** begin Records provided **
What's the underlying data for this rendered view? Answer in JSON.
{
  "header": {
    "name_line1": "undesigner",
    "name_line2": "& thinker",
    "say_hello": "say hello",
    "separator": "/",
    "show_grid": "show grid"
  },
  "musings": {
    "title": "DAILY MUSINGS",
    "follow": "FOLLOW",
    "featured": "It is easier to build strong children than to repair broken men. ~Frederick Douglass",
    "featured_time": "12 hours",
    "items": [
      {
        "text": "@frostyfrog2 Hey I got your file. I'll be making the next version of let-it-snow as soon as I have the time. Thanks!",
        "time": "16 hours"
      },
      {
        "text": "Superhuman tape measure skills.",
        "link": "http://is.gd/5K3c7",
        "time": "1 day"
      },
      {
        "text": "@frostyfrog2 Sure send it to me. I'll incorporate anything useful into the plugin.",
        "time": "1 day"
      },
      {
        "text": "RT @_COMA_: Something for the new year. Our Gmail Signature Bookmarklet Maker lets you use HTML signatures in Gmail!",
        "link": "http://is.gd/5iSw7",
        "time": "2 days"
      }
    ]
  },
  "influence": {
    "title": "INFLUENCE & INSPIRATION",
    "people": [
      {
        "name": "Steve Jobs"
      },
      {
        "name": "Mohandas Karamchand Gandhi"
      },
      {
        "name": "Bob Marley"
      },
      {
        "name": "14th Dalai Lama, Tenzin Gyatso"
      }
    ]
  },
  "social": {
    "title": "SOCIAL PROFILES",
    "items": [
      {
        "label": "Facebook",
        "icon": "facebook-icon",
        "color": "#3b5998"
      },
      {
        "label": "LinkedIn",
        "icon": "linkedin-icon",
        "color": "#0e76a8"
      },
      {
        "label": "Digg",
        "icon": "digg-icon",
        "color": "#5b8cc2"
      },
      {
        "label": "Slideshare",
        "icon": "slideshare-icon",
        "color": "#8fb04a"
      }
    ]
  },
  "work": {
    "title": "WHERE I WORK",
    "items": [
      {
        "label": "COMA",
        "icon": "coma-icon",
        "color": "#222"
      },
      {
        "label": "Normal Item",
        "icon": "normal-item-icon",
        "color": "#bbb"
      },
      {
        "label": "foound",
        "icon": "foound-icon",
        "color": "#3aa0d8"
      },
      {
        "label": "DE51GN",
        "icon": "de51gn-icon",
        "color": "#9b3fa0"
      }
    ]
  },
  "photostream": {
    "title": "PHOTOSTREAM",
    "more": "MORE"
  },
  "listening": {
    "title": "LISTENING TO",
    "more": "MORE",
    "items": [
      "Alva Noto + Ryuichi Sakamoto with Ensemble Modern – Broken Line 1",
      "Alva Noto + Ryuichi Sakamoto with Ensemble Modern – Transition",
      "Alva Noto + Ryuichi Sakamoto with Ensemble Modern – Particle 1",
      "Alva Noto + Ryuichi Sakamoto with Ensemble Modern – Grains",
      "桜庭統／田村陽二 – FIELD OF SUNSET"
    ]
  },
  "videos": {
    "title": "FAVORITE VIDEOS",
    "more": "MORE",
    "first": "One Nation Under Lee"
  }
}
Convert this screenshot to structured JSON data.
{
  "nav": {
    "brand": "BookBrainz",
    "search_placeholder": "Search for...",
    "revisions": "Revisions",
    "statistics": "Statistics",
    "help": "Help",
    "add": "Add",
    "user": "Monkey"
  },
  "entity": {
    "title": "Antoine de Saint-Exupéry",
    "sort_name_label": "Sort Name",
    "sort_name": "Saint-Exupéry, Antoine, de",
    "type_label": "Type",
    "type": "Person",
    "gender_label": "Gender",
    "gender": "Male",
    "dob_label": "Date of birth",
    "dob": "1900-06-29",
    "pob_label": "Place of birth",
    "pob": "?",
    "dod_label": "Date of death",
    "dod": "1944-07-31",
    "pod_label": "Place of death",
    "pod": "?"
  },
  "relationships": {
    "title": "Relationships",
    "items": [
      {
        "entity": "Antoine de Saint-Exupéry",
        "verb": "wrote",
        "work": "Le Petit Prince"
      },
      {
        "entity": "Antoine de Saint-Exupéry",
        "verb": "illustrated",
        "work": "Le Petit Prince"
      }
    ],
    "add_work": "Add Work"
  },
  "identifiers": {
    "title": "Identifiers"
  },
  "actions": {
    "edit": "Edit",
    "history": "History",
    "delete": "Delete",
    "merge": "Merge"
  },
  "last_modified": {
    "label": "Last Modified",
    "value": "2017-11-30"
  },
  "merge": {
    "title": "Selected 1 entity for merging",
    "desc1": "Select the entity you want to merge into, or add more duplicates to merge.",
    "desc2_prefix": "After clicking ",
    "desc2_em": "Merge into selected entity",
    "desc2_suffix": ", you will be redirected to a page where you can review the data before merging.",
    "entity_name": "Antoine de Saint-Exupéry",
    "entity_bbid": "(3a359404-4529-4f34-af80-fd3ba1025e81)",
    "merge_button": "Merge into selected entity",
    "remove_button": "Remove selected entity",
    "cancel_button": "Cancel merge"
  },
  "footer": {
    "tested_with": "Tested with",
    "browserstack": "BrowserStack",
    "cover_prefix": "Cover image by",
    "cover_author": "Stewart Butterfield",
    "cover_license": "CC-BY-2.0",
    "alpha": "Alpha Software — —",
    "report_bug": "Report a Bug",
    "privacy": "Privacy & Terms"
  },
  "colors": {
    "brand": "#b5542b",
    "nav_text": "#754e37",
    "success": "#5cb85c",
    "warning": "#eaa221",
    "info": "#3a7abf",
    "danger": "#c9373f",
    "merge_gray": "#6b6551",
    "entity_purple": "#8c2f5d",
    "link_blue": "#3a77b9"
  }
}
** end Records provided **
Gather all lines of the records that include the word "Modern".

### Solution to the problem
      "Alva Noto + Ryuichi Sakamoto with Ensemble Modern – Broken Line 1",
      "Alva Noto + Ryuichi Sakamoto with Ensemble Modern – Transition",
      "Alva Noto + Ryuichi Sakamoto with Ensemble Modern – Particle 1",
      "Alva Noto + Ryuichi Sakamoto with Ensemble Modern – Grains",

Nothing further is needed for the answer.